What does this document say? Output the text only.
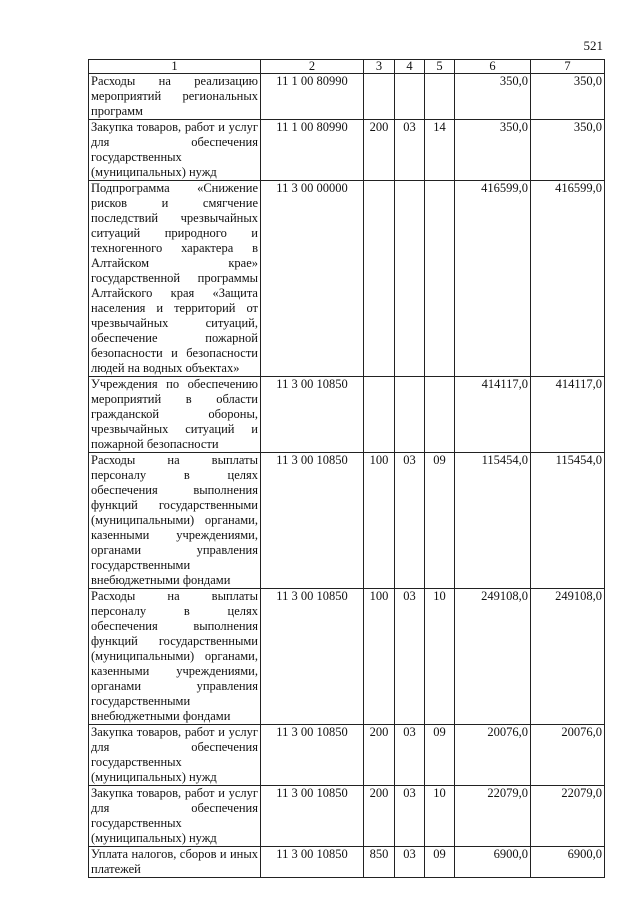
521
1	2	3	4	5	6	7
Расходы на реализацию мероприятий региональных программ	11 1 00 80990				350,0	350,0
Закупка товаров, работ и услуг для обеспечения государственных (муниципальных) нужд	11 1 00 80990	200	03	14	350,0	350,0
Подпрограмма «Снижение рисков и смягчение последствий чрезвычайных ситуаций природного и техногенного характера в Алтайском крае» государственной программы Алтайского края «Защита населения и территорий от чрезвычайных ситуаций, обеспечение пожарной безопасности и безопасности людей на водных объектах»	11 3 00 00000				416599,0	416599,0
Учреждения по обеспечению мероприятий в области гражданской обороны, чрезвычайных ситуаций и пожарной безопасности	11 3 00 10850				414117,0	414117,0
Расходы на выплаты персоналу в целях обеспечения выполнения функций государственными (муниципальными) органами, казенными учреждениями, органами управления государственными внебюджетными фондами	11 3 00 10850	100	03	09	115454,0	115454,0
Расходы на выплаты персоналу в целях обеспечения выполнения функций государственными (муниципальными) органами, казенными учреждениями, органами управления государственными внебюджетными фондами	11 3 00 10850	100	03	10	249108,0	249108,0
Закупка товаров, работ и услуг для обеспечения государственных (муниципальных) нужд	11 3 00 10850	200	03	09	20076,0	20076,0
Закупка товаров, работ и услуг для обеспечения государственных (муниципальных) нужд	11 3 00 10850	200	03	10	22079,0	22079,0
Уплата налогов, сборов и иных платежей	11 3 00 10850	850	03	09	6900,0	6900,0
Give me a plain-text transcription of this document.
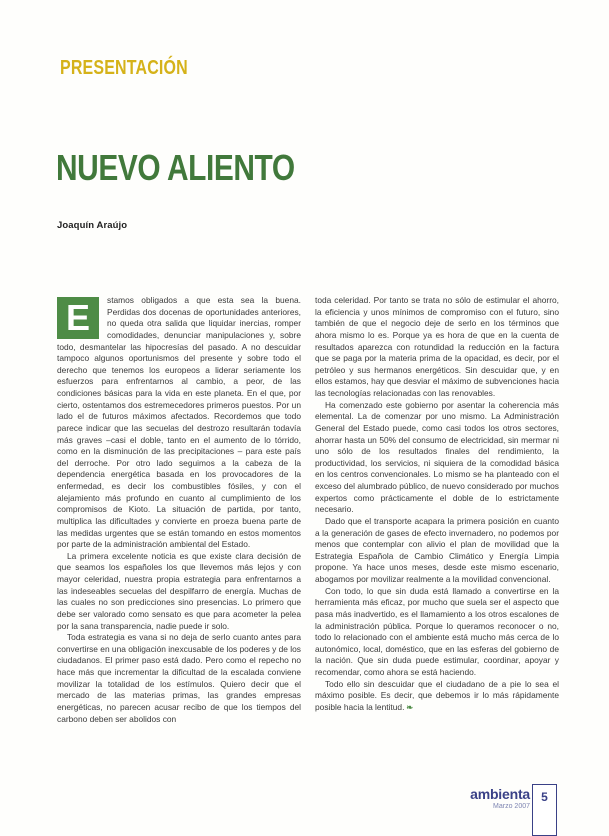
PRESENTACIÓN
NUEVO ALIENTO
Joaquín Araújo

E	stamos obligados a que esta sea la buena. Perdidas dos docenas de oportunidades anteriores, no queda otra salida que liquidar inercias, romper comodidades, denunciar manipulaciones y, sobre todo, desmantelar las hipocresías del pasado. A no descuidar tampoco algunos oportunismos del presente y sobre todo el derecho que tenemos los europeos a liderar seriamente los esfuerzos para enfrentarnos al cambio, a peor, de las condiciones básicas para la vida en este planeta. En el que, por cierto, ostentamos dos estremecedores primeros puestos. Por un lado el de futuros máximos afectados. Recordemos que todo parece indicar que las secuelas del destrozo resultarán todavía más graves –casi el doble, tanto en el aumento de lo tórrido, como en la disminución de las precipitaciones – para este país del derroche. Por otro lado seguimos a la cabeza de la dependencia energética basada en los provocadores de la enfermedad, es decir los combustibles fósiles, y con el alejamiento más profundo en cuanto al cumplimiento de los compromisos de Kioto. La situación de partida, por tanto, multiplica las dificultades y convierte en proeza buena parte de las medidas urgentes que se están tomando en estos momentos por parte de la administración ambiental del Estado.

La primera excelente noticia es que existe clara decisión de que seamos los españoles los que llevemos más lejos y con mayor celeridad, nuestra propia estrategia para enfrentarnos a las indeseables secuelas del despilfarro de energía. Muchas de las cuales no son predicciones sino presencias. Lo primero que debe ser valorado como sensato es que para acometer la pelea por la sana transparencia, nadie puede ir solo.

Toda estrategia es vana si no deja de serlo cuanto antes para convertirse en una obligación inexcusable de los poderes y de los ciudadanos. El primer paso está dado. Pero como el repecho no hace más que incrementar la dificultad de la escalada conviene movilizar la totalidad de los estímulos. Quiero decir que el mercado de las materias primas, las grandes empresas energéticas, no parecen acusar recibo de que los tiempos del carbono deben ser abolidos con

toda celeridad. Por tanto se trata no sólo de estimular el ahorro, la eficiencia y unos mínimos de compromiso con el futuro, sino también de que el negocio deje de serlo en los términos que ahora mismo lo es. Porque ya es hora de que en la cuenta de resultados aparezca con rotundidad la reducción en la factura que se paga por la materia prima de la opacidad, es decir, por el petróleo y sus hermanos energéticos. Sin descuidar que, y en ellos estamos, hay que desviar el máximo de subvenciones hacia las tecnologías relacionadas con las renovables.

Ha comenzado este gobierno por asentar la coherencia más elemental. La de comenzar por uno mismo. La Administración General del Estado puede, como casi todos los otros sectores, ahorrar hasta un 50% del consumo de electricidad, sin mermar ni uno sólo de los resultados finales del rendimiento, la productividad, los servicios, ni siquiera de la comodidad básica en los centros convencionales. Lo mismo se ha planteado con el exceso del alumbrado público, de nuevo considerado por muchos expertos como prácticamente el doble de lo estrictamente necesario.

Dado que el transporte acapara la primera posición en cuanto a la generación de gases de efecto invernadero, no podemos por menos que contemplar con alivio el plan de movilidad que la Estrategia Española de Cambio Climático y Energía Limpia propone. Ya hace unos meses, desde este mismo escenario, abogamos por movilizar realmente a la movilidad convencional.

Con todo, lo que sin duda está llamado a convertirse en la herramienta más eficaz, por mucho que suela ser el aspecto que pasa más inadvertido, es el llamamiento a los otros escalones de la administración pública. Porque lo queramos reconocer o no, todo lo relacionado con el ambiente está mucho más cerca de lo autonómico, local, doméstico, que en las esferas del gobierno de la nación. Que sin duda puede estimular, coordinar, apoyar y recomendar, como ahora se está haciendo.

Todo ello sin descuidar que el ciudadano de a pie lo sea el máximo posible. Es decir, que debemos ir lo más rápidamente posible hacia la lentitud. ❧

ambienta
Marzo 2007
5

===============

» Direction:
Omit every picture, then repeat the remaining data exactly as it appears above.

» Result of the exercise:
What does this document say? Output the text only.
521
1	2	3	4	5	6	7
Расходы на реализацию мероприятий региональных программ	11 1 00 80990				350,0	350,0
Закупка товаров, работ и услуг для обеспечения государственных (муниципальных) нужд	11 1 00 80990	200	03	14	350,0	350,0
Подпрограмма «Снижение рисков и смягчение последствий чрезвычайных ситуаций природного и техногенного характера в Алтайском крае» государственной программы Алтайского края «Защита населения и территорий от чрезвычайных ситуаций, обеспечение пожарной безопасности и безопасности людей на водных объектах»	11 3 00 00000				416599,0	416599,0
Учреждения по обеспечению мероприятий в области гражданской обороны, чрезвычайных ситуаций и пожарной безопасности	11 3 00 10850				414117,0	414117,0
Расходы на выплаты персоналу в целях обеспечения выполнения функций государственными (муниципальными) органами, казенными учреждениями, органами управления государственными внебюджетными фондами	11 3 00 10850	100	03	09	115454,0	115454,0
Расходы на выплаты персоналу в целях обеспечения выполнения функций государственными (муниципальными) органами, казенными учреждениями, органами управления государственными внебюджетными фондами	11 3 00 10850	100	03	10	249108,0	249108,0
Закупка товаров, работ и услуг для обеспечения государственных (муниципальных) нужд	11 3 00 10850	200	03	09	20076,0	20076,0
Закупка товаров, работ и услуг для обеспечения государственных (муниципальных) нужд	11 3 00 10850	200	03	10	22079,0	22079,0
Уплата налогов, сборов и иных платежей	11 3 00 10850	850	03	09	6900,0	6900,0
Give me a plain-text transcription of this document.
PRESENTACIÓN
NUEVO ALIENTO
Joaquín Araújo

E	stamos obligados a que esta sea la buena. Perdidas dos docenas de oportunidades anteriores, no queda otra salida que liquidar inercias, romper comodidades, denunciar manipulaciones y, sobre todo, desmantelar las hipocresías del pasado. A no descuidar tampoco algunos oportunismos del presente y sobre todo el derecho que tenemos los europeos a liderar seriamente los esfuerzos para enfrentarnos al cambio, a peor, de las condiciones básicas para la vida en este planeta. En el que, por cierto, ostentamos dos estremecedores primeros puestos. Por un lado el de futuros máximos afectados. Recordemos que todo parece indicar que las secuelas del destrozo resultarán todavía más graves –casi el doble, tanto en el aumento de lo tórrido, como en la disminución de las precipitaciones – para este país del derroche. Por otro lado seguimos a la cabeza de la dependencia energética basada en los provocadores de la enfermedad, es decir los combustibles fósiles, y con el alejamiento más profundo en cuanto al cumplimiento de los compromisos de Kioto. La situación de partida, por tanto, multiplica las dificultades y convierte en proeza buena parte de las medidas urgentes que se están tomando en estos momentos por parte de la administración ambiental del Estado.

La primera excelente noticia es que existe clara decisión de que seamos los españoles los que llevemos más lejos y con mayor celeridad, nuestra propia estrategia para enfrentarnos a las indeseables secuelas del despilfarro de energía. Muchas de las cuales no son predicciones sino presencias. Lo primero que debe ser valorado como sensato es que para acometer la pelea por la sana transparencia, nadie puede ir solo.

Toda estrategia es vana si no deja de serlo cuanto antes para convertirse en una obligación inexcusable de los poderes y de los ciudadanos. El primer paso está dado. Pero como el repecho no hace más que incrementar la dificultad de la escalada conviene movilizar la totalidad de los estímulos. Quiero decir que el mercado de las materias primas, las grandes empresas energéticas, no parecen acusar recibo de que los tiempos del carbono deben ser abolidos con

toda celeridad. Por tanto se trata no sólo de estimular el ahorro, la eficiencia y unos mínimos de compromiso con el futuro, sino también de que el negocio deje de serlo en los términos que ahora mismo lo es. Porque ya es hora de que en la cuenta de resultados aparezca con rotundidad la reducción en la factura que se paga por la materia prima de la opacidad, es decir, por el petróleo y sus hermanos energéticos. Sin descuidar que, y en ellos estamos, hay que desviar el máximo de subvenciones hacia las tecnologías relacionadas con las renovables.

Ha comenzado este gobierno por asentar la coherencia más elemental. La de comenzar por uno mismo. La Administración General del Estado puede, como casi todos los otros sectores, ahorrar hasta un 50% del consumo de electricidad, sin mermar ni uno sólo de los resultados finales del rendimiento, la productividad, los servicios, ni siquiera de la comodidad básica en los centros convencionales. Lo mismo se ha planteado con el exceso del alumbrado público, de nuevo considerado por muchos expertos como prácticamente el doble de lo estrictamente necesario.

Dado que el transporte acapara la primera posición en cuanto a la generación de gases de efecto invernadero, no podemos por menos que contemplar con alivio el plan de movilidad que la Estrategia Española de Cambio Climático y Energía Limpia propone. Ya hace unos meses, desde este mismo escenario, abogamos por movilizar realmente a la movilidad convencional.

Con todo, lo que sin duda está llamado a convertirse en la herramienta más eficaz, por mucho que suela ser el aspecto que pasa más inadvertido, es el llamamiento a los otros escalones de la administración pública. Porque lo queramos reconocer o no, todo lo relacionado con el ambiente está mucho más cerca de lo autonómico, local, doméstico, que en las esferas del gobierno de la nación. Que sin duda puede estimular, coordinar, apoyar y recomendar, como ahora se está haciendo.

Todo ello sin descuidar que el ciudadano de a pie lo sea el máximo posible. Es decir, que debemos ir lo más rápidamente posible hacia la lentitud. ❧

ambienta
Marzo 2007
5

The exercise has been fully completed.